◆ Your instructions
Extract exactly the range of lines bounded by the line containing "What text is on this page?" and the final line of the listing, both ends included, and no other lines.

Data entries
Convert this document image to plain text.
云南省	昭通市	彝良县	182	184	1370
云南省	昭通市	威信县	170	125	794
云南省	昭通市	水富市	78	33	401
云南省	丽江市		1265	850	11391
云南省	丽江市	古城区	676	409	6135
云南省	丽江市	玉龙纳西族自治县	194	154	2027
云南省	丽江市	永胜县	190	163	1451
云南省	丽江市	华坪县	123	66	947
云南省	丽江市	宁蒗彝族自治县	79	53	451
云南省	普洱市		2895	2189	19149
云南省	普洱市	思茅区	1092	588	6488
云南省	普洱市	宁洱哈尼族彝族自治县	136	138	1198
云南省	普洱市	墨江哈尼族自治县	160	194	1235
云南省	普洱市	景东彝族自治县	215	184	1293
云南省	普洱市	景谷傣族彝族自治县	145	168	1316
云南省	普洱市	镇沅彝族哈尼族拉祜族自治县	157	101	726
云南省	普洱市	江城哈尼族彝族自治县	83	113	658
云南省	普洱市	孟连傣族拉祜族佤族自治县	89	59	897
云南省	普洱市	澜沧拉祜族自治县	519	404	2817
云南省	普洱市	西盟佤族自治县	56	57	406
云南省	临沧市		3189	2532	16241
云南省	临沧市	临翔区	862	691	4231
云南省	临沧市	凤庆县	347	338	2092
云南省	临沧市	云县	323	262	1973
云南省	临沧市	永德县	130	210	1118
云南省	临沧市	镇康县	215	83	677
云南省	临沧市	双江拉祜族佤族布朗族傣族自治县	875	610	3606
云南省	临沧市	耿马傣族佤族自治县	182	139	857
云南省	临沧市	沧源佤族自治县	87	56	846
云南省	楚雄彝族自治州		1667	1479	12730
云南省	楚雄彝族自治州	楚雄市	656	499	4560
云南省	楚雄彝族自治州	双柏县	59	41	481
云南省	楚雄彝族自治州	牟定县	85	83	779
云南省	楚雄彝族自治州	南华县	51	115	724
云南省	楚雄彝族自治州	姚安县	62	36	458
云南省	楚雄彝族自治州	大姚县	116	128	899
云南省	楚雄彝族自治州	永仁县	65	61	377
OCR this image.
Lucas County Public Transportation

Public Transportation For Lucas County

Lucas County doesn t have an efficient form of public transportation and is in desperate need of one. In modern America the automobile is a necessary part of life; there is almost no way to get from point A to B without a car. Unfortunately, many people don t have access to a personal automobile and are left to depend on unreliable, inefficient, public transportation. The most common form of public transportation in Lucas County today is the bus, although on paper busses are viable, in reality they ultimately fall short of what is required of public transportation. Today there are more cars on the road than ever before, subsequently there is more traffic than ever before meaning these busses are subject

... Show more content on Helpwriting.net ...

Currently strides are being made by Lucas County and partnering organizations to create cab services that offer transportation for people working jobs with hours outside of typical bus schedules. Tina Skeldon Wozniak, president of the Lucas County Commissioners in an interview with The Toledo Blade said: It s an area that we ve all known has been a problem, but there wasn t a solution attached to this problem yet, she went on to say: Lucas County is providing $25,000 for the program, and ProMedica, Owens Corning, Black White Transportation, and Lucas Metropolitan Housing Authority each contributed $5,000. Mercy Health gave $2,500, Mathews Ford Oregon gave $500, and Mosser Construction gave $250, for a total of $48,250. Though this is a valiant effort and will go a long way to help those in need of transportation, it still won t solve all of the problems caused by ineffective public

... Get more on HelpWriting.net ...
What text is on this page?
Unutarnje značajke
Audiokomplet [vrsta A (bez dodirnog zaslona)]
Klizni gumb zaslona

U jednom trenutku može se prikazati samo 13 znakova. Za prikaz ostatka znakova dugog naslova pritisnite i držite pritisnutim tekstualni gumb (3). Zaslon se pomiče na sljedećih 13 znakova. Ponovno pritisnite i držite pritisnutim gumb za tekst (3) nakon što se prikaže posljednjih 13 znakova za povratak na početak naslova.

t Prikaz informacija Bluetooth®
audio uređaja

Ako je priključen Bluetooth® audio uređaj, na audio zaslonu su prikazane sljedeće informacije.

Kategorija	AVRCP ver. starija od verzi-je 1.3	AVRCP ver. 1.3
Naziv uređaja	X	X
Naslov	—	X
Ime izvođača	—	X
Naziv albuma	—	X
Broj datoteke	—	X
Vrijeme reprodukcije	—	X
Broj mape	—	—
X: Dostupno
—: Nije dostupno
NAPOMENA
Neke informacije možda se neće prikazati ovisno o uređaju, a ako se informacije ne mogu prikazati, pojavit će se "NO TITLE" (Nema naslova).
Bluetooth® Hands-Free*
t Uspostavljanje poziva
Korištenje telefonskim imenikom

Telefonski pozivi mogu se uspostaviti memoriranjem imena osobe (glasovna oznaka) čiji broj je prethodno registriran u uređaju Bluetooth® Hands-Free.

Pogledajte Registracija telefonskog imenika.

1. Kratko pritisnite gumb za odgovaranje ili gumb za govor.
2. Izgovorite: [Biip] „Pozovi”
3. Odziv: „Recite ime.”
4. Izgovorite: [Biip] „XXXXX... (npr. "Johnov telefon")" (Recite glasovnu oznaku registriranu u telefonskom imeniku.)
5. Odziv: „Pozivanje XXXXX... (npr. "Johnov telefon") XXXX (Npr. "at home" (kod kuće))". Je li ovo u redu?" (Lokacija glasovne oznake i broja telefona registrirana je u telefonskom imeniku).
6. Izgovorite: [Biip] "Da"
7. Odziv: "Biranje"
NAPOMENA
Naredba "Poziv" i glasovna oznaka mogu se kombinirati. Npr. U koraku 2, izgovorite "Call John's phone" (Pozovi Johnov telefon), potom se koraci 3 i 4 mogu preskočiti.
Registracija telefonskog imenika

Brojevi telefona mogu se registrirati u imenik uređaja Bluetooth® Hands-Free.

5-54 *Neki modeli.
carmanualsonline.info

◆ Task result
What text is on this page?
Unutarnje značajke
Audiokomplet [vrsta A (bez dodirnog zaslona)]
Klizni gumb zaslona

U jednom trenutku može se prikazati samo 13 znakova. Za prikaz ostatka znakova dugog naslova pritisnite i držite pritisnutim tekstualni gumb (3). Zaslon se pomiče na sljedećih 13 znakova. Ponovno pritisnite i držite pritisnutim gumb za tekst (3) nakon što se prikaže posljednjih 13 znakova za povratak na početak naslova.

t Prikaz informacija Bluetooth®
audio uređaja

Ako je priključen Bluetooth® audio uređaj, na audio zaslonu su prikazane sljedeće informacije.

Kategorija	AVRCP ver. starija od verzi-je 1.3	AVRCP ver. 1.3
Naziv uređaja	X	X
Naslov	—	X
Ime izvođača	—	X
Naziv albuma	—	X
Broj datoteke	—	X
Vrijeme reprodukcije	—	X
Broj mape	—	—
X: Dostupno
—: Nije dostupno
NAPOMENA
Neke informacije možda se neće prikazati ovisno o uređaju, a ako se informacije ne mogu prikazati, pojavit će se "NO TITLE" (Nema naslova).
Bluetooth® Hands-Free*
t Uspostavljanje poziva
Korištenje telefonskim imenikom

Telefonski pozivi mogu se uspostaviti memoriranjem imena osobe (glasovna oznaka) čiji broj je prethodno registriran u uređaju Bluetooth® Hands-Free.

Pogledajte Registracija telefonskog imenika.

1. Kratko pritisnite gumb za odgovaranje ili gumb za govor.
2. Izgovorite: [Biip] „Pozovi”
3. Odziv: „Recite ime.”
4. Izgovorite: [Biip] „XXXXX... (npr. "Johnov telefon")" (Recite glasovnu oznaku registriranu u telefonskom imeniku.)
5. Odziv: „Pozivanje XXXXX... (npr. "Johnov telefon") XXXX (Npr. "at home" (kod kuće))". Je li ovo u redu?" (Lokacija glasovne oznake i broja telefona registrirana je u telefonskom imeniku).
6. Izgovorite: [Biip] "Da"
7. Odziv: "Biranje"
NAPOMENA
Naredba "Poziv" i glasovna oznaka mogu se kombinirati. Npr. U koraku 2, izgovorite "Call John's phone" (Pozovi Johnov telefon), potom se koraci 3 i 4 mogu preskočiti.
Registracija telefonskog imenika

Brojevi telefona mogu se registrirati u imenik uređaja Bluetooth® Hands-Free.

5-54 *Neki modeli.
carmanualsonline.info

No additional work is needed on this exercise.